RAW RECORDS:
* BEGIN *
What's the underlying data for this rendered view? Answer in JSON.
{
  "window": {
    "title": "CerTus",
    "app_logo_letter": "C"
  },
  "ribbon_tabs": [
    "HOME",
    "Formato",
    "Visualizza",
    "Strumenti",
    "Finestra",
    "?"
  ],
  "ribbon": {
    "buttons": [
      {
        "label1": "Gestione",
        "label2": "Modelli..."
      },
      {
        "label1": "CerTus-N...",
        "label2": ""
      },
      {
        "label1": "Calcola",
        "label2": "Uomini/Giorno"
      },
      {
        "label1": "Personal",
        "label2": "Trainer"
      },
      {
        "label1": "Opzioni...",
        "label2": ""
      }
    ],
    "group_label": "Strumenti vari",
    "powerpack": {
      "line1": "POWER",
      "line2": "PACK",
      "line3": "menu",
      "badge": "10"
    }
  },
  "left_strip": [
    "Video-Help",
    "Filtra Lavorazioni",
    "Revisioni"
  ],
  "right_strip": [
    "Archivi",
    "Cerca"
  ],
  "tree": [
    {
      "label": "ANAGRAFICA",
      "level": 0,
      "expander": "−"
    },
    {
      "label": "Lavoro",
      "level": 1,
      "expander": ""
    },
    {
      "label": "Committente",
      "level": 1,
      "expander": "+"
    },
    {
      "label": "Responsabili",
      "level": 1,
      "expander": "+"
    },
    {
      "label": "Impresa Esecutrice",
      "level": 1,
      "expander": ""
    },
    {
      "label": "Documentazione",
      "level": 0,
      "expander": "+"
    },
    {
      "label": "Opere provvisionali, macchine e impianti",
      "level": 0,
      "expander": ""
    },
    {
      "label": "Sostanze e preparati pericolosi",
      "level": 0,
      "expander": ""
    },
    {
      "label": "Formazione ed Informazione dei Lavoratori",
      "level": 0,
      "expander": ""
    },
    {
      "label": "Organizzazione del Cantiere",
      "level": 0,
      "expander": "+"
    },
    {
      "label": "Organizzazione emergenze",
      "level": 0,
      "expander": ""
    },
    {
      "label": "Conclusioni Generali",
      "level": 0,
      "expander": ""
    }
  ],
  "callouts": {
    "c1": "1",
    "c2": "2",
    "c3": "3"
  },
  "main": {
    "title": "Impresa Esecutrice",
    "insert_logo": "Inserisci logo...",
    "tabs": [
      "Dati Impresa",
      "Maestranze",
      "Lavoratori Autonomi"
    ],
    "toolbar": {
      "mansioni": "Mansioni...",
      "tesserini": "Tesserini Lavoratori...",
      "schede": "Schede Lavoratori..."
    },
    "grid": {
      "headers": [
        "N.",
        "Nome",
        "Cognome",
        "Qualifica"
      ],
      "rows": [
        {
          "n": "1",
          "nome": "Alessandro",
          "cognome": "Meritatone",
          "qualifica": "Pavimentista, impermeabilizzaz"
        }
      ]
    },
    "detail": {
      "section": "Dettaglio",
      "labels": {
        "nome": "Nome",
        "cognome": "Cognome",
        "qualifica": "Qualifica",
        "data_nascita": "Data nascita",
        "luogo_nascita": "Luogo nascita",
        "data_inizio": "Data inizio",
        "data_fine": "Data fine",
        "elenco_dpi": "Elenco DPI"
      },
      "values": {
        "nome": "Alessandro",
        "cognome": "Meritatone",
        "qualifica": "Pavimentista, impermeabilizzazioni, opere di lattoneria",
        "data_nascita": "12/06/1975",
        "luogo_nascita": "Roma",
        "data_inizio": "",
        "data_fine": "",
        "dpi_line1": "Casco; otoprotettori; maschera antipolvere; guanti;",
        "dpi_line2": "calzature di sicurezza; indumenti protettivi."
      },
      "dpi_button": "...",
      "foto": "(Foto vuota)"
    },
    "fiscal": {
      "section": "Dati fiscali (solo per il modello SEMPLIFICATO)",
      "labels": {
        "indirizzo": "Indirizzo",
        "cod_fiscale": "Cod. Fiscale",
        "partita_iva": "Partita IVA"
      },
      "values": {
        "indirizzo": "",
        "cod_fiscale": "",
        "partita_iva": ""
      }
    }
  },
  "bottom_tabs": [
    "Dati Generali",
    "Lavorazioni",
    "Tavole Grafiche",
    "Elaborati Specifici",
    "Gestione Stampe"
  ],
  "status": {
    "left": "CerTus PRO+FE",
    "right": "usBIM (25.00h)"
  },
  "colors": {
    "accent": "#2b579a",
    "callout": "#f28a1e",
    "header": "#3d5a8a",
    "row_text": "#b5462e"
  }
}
* END *
BRIEF: Your task is to retype all the records above with nothing left out.

SOLUTION FOR THIS PROBLEM:
What's the underlying data for this rendered view? Answer in JSON.
{
  "window": {
    "title": "CerTus",
    "app_logo_letter": "C"
  },
  "ribbon_tabs": [
    "HOME",
    "Formato",
    "Visualizza",
    "Strumenti",
    "Finestra",
    "?"
  ],
  "ribbon": {
    "buttons": [
      {
        "label1": "Gestione",
        "label2": "Modelli..."
      },
      {
        "label1": "CerTus-N...",
        "label2": ""
      },
      {
        "label1": "Calcola",
        "label2": "Uomini/Giorno"
      },
      {
        "label1": "Personal",
        "label2": "Trainer"
      },
      {
        "label1": "Opzioni...",
        "label2": ""
      }
    ],
    "group_label": "Strumenti vari",
    "powerpack": {
      "line1": "POWER",
      "line2": "PACK",
      "line3": "menu",
      "badge": "10"
    }
  },
  "left_strip": [
    "Video-Help",
    "Filtra Lavorazioni",
    "Revisioni"
  ],
  "right_strip": [
    "Archivi",
    "Cerca"
  ],
  "tree": [
    {
      "label": "ANAGRAFICA",
      "level": 0,
      "expander": "−"
    },
    {
      "label": "Lavoro",
      "level": 1,
      "expander": ""
    },
    {
      "label": "Committente",
      "level": 1,
      "expander": "+"
    },
    {
      "label": "Responsabili",
      "level": 1,
      "expander": "+"
    },
    {
      "label": "Impresa Esecutrice",
      "level": 1,
      "expander": ""
    },
    {
      "label": "Documentazione",
      "level": 0,
      "expander": "+"
    },
    {
      "label": "Opere provvisionali, macchine e impianti",
      "level": 0,
      "expander": ""
    },
    {
      "label": "Sostanze e preparati pericolosi",
      "level": 0,
      "expander": ""
    },
    {
      "label": "Formazione ed Informazione dei Lavoratori",
      "level": 0,
      "expander": ""
    },
    {
      "label": "Organizzazione del Cantiere",
      "level": 0,
      "expander": "+"
    },
    {
      "label": "Organizzazione emergenze",
      "level": 0,
      "expander": ""
    },
    {
      "label": "Conclusioni Generali",
      "level": 0,
      "expander": ""
    }
  ],
  "callouts": {
    "c1": "1",
    "c2": "2",
    "c3": "3"
  },
  "main": {
    "title": "Impresa Esecutrice",
    "insert_logo": "Inserisci logo...",
    "tabs": [
      "Dati Impresa",
      "Maestranze",
      "Lavoratori Autonomi"
    ],
    "toolbar": {
      "mansioni": "Mansioni...",
      "tesserini": "Tesserini Lavoratori...",
      "schede": "Schede Lavoratori..."
    },
    "grid": {
      "headers": [
        "N.",
        "Nome",
        "Cognome",
        "Qualifica"
      ],
      "rows": [
        {
          "n": "1",
          "nome": "Alessandro",
          "cognome": "Meritatone",
          "qualifica": "Pavimentista, impermeabilizzaz"
        }
      ]
    },
    "detail": {
      "section": "Dettaglio",
      "labels": {
        "nome": "Nome",
        "cognome": "Cognome",
        "qualifica": "Qualifica",
        "data_nascita": "Data nascita",
        "luogo_nascita": "Luogo nascita",
        "data_inizio": "Data inizio",
        "data_fine": "Data fine",
        "elenco_dpi": "Elenco DPI"
      },
      "values": {
        "nome": "Alessandro",
        "cognome": "Meritatone",
        "qualifica": "Pavimentista, impermeabilizzazioni, opere di lattoneria",
        "data_nascita": "12/06/1975",
        "luogo_nascita": "Roma",
        "data_inizio": "",
        "data_fine": "",
        "dpi_line1": "Casco; otoprotettori; maschera antipolvere; guanti;",
        "dpi_line2": "calzature di sicurezza; indumenti protettivi."
      },
      "dpi_button": "...",
      "foto": "(Foto vuota)"
    },
    "fiscal": {
      "section": "Dati fiscali (solo per il modello SEMPLIFICATO)",
      "labels": {
        "indirizzo": "Indirizzo",
        "cod_fiscale": "Cod. Fiscale",
        "partita_iva": "Partita IVA"
      },
      "values": {
        "indirizzo": "",
        "cod_fiscale": "",
        "partita_iva": ""
      }
    }
  },
  "bottom_tabs": [
    "Dati Generali",
    "Lavorazioni",
    "Tavole Grafiche",
    "Elaborati Specifici",
    "Gestione Stampe"
  ],
  "status": {
    "left": "CerTus PRO+FE",
    "right": "usBIM (25.00h)"
  },
  "colors": {
    "accent": "#2b579a",
    "callout": "#f28a1e",
    "header": "#3d5a8a",
    "row_text": "#b5462e"
  }
}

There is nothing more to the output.